● PROBLEM DETAILS
Show every line that has the string "诗书画印" in it.

● MATERIAL TO PROCESS
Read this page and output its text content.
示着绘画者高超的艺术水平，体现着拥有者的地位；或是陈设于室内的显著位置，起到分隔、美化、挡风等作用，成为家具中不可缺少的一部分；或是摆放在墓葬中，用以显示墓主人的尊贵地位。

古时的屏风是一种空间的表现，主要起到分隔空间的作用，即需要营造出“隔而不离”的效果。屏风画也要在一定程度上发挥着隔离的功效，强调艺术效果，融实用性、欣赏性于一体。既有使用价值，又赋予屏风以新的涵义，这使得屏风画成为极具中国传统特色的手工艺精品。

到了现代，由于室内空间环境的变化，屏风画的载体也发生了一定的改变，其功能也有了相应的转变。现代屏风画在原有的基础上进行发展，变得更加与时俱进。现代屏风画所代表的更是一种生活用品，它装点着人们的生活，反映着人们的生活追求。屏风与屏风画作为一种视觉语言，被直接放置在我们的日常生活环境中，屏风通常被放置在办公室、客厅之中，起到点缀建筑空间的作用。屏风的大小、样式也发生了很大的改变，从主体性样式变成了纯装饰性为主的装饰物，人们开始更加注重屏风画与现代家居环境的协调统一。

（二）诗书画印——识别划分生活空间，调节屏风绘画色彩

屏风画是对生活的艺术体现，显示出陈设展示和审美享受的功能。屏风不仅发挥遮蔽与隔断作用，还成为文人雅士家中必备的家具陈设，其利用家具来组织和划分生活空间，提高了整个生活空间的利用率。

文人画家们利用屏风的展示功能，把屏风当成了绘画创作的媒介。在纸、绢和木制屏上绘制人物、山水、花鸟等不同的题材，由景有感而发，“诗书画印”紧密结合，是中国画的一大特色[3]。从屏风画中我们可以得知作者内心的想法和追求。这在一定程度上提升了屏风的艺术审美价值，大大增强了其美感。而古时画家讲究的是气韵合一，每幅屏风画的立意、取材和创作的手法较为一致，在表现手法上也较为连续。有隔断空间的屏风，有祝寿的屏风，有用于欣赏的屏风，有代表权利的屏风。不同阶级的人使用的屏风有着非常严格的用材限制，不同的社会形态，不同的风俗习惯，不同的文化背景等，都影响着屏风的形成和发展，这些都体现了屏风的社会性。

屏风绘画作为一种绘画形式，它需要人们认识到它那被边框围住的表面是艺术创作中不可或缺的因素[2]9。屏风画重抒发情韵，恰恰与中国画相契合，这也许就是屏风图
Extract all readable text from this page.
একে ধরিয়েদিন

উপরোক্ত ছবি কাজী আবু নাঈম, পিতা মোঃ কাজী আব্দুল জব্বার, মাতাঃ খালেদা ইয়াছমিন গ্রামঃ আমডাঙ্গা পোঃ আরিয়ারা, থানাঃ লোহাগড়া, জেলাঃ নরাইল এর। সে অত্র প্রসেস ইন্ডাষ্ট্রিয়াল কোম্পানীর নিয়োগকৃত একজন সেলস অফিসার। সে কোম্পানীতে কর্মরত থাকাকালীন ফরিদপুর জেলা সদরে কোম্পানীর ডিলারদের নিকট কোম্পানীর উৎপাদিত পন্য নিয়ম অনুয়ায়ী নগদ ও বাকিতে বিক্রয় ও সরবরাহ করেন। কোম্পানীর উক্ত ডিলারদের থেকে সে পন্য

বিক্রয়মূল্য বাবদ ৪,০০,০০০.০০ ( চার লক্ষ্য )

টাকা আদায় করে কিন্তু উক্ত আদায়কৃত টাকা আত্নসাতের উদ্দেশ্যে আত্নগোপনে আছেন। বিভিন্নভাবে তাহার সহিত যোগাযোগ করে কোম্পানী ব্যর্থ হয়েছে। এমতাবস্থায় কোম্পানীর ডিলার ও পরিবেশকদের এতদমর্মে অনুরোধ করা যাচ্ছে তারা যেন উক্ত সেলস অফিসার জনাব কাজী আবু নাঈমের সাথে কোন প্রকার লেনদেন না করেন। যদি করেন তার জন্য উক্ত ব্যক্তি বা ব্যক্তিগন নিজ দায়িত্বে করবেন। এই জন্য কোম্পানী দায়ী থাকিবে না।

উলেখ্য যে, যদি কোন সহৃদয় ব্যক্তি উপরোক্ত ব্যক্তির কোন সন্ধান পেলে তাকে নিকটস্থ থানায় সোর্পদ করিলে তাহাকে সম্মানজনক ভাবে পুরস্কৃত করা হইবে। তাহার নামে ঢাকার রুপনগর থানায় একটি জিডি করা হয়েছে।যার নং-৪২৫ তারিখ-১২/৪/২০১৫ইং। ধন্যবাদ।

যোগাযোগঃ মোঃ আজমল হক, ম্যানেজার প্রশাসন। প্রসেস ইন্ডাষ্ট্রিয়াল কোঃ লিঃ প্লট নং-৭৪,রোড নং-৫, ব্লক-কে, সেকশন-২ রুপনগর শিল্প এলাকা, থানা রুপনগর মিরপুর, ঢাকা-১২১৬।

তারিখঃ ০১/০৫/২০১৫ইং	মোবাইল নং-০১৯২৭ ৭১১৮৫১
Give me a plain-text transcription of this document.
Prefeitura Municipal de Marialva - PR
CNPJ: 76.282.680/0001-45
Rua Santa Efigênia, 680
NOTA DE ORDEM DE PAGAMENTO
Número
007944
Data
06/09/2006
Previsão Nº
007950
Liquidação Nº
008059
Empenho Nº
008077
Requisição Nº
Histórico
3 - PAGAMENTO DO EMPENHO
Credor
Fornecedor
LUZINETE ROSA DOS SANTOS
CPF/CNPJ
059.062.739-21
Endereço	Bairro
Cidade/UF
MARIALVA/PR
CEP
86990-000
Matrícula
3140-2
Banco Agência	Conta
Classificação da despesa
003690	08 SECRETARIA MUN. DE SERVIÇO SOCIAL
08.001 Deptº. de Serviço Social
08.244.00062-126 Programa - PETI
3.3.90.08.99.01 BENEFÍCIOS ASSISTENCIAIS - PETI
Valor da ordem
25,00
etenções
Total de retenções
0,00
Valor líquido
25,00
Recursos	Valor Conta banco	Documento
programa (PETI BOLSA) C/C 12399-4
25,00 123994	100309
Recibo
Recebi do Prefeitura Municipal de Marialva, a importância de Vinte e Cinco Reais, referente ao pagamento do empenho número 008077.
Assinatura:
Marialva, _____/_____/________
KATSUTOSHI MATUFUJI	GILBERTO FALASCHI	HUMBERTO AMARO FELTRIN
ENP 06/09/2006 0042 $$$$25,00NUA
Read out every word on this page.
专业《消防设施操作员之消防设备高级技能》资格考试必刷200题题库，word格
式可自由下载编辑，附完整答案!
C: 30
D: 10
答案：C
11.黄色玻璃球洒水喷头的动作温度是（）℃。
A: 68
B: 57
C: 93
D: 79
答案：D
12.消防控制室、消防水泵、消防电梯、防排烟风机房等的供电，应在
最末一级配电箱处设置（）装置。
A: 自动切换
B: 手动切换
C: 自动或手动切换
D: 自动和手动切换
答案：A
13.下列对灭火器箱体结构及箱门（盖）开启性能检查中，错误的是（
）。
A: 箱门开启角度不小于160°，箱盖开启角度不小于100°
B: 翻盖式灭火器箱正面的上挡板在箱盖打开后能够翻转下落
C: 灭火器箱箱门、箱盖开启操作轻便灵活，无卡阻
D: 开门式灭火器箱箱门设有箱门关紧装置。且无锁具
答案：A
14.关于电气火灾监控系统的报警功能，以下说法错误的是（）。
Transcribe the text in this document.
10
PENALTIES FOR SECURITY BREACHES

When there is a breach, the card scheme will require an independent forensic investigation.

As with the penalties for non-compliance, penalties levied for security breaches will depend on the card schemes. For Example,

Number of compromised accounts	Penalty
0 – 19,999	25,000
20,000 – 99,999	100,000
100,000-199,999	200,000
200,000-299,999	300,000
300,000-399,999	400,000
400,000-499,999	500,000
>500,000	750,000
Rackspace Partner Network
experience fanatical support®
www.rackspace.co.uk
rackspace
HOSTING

● FULL RESPONSE
（二）诗书画印——识别划分生活空间，调节屏风绘画色彩
文人画家们利用屏风的展示功能，把屏风当成了绘画创作的媒介。在纸、绢和木制屏上绘制人物、山水、花鸟等不同的题材，由景有感而发，“诗书画印”紧密结合，是中国画的一大特色[3]。从屏风画中我们可以得知作者内心的想法和追求。这在一定程度上提升了屏风的艺术审美价值，大大增强了其美感。而古时画家讲究的是气韵合一，每幅屏风画的立意、取材和创作的手法较为一致，在表现手法上也较为连续。有隔断空间的屏风，有祝寿的屏风，有用于欣赏的屏风，有代表权利的屏风。不同阶级的人使用的屏风有着非常严格的用材限制，不同的社会形态，不同的风俗习惯，不同的文化背景等，都影响着屏风的形成和发展，这些都体现了屏风的社会性。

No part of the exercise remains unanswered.